- _TASK DESCRIPTION_
Everything from the line holding "What's the underlying" to the end of the listing below should be copied exactly, line for line, minus the pictures.

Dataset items

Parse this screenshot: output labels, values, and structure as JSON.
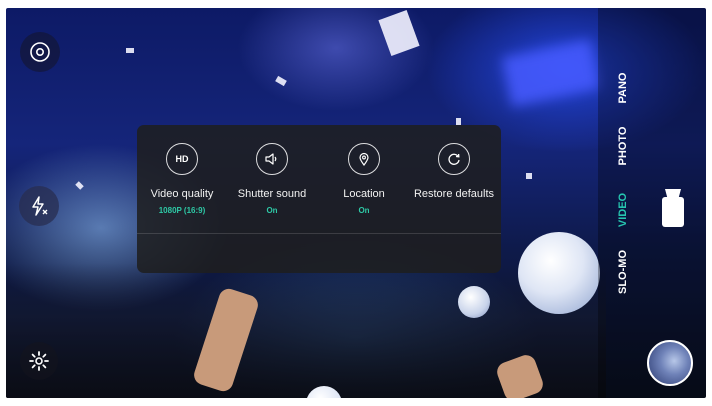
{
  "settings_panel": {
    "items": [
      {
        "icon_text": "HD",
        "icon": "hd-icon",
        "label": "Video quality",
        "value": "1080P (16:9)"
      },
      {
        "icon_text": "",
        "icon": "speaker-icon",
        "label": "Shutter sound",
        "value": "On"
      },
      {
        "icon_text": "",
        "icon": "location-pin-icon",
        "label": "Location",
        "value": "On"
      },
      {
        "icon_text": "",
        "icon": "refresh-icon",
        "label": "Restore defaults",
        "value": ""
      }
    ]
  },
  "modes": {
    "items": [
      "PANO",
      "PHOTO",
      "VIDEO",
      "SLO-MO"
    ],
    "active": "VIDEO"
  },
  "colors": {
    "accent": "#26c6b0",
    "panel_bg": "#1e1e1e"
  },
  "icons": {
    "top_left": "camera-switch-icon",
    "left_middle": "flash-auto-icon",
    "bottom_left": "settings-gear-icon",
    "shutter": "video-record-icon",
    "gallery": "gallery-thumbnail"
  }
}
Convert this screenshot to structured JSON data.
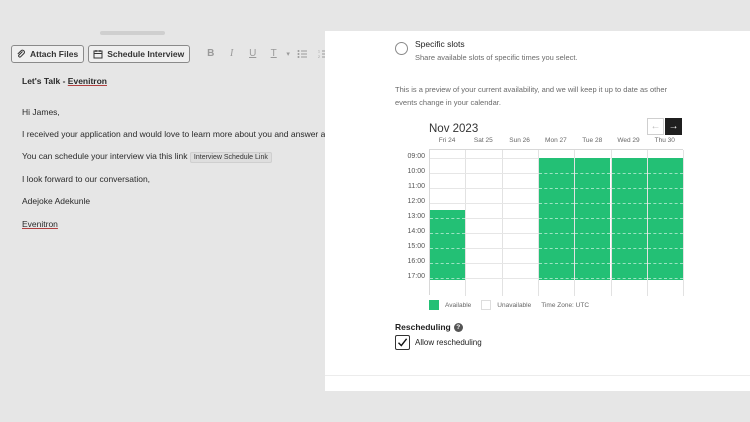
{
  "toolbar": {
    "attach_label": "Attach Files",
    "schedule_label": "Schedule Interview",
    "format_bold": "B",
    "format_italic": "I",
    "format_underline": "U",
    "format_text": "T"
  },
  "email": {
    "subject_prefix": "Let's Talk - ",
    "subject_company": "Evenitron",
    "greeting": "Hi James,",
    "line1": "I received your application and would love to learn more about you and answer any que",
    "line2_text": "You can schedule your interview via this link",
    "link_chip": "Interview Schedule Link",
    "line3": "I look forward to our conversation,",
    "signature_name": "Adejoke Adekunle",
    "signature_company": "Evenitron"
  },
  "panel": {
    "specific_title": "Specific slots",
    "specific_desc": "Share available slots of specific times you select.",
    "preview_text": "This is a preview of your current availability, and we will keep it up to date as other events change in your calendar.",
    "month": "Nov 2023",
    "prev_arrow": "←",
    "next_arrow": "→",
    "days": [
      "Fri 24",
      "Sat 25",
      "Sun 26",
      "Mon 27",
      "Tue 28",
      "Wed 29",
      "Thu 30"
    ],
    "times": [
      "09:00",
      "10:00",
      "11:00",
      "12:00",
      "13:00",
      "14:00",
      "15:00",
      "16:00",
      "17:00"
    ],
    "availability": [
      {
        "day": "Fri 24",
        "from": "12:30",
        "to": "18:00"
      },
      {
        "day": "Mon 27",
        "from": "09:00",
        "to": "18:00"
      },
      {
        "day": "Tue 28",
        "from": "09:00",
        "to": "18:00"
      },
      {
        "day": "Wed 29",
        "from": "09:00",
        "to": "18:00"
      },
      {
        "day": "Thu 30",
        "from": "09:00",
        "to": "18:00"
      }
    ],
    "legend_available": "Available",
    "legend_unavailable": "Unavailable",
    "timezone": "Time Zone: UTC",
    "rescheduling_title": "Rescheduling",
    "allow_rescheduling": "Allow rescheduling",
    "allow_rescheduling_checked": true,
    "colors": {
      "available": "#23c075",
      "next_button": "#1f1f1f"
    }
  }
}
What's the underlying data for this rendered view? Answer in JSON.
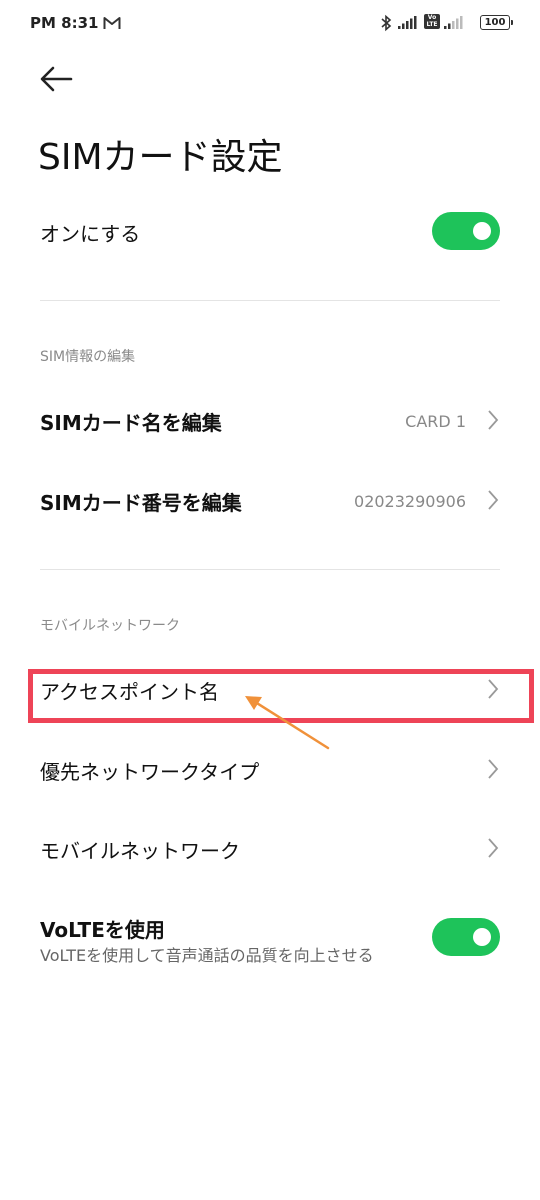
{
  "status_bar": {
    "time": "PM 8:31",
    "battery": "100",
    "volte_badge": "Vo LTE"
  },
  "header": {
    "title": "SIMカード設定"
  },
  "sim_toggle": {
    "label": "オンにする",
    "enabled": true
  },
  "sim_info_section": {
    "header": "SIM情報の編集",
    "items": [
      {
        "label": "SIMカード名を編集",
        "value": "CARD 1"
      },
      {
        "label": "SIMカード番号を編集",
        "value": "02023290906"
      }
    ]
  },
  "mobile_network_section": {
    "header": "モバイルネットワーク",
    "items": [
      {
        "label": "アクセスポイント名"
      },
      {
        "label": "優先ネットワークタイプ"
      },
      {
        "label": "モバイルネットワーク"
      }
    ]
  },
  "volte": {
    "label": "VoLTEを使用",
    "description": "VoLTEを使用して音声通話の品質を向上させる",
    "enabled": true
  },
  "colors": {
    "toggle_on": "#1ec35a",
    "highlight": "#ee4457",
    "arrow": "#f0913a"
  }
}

- _SOLUTION TO THIS TASK_
What's the underlying data for this rendered view? Answer in JSON.
{
  "status_bar": {
    "time": "PM 8:31",
    "battery": "100",
    "volte_badge": "Vo LTE"
  },
  "header": {
    "title": "SIMカード設定"
  },
  "sim_toggle": {
    "label": "オンにする",
    "enabled": true
  },
  "sim_info_section": {
    "header": "SIM情報の編集",
    "items": [
      {
        "label": "SIMカード名を編集",
        "value": "CARD 1"
      },
      {
        "label": "SIMカード番号を編集",
        "value": "02023290906"
      }
    ]
  },
  "mobile_network_section": {
    "header": "モバイルネットワーク",
    "items": [
      {
        "label": "アクセスポイント名"
      },
      {
        "label": "優先ネットワークタイプ"
      },
      {
        "label": "モバイルネットワーク"
      }
    ]
  },
  "volte": {
    "label": "VoLTEを使用",
    "description": "VoLTEを使用して音声通話の品質を向上させる",
    "enabled": true
  },
  "colors": {
    "toggle_on": "#1ec35a",
    "highlight": "#ee4457",
    "arrow": "#f0913a"
  }
}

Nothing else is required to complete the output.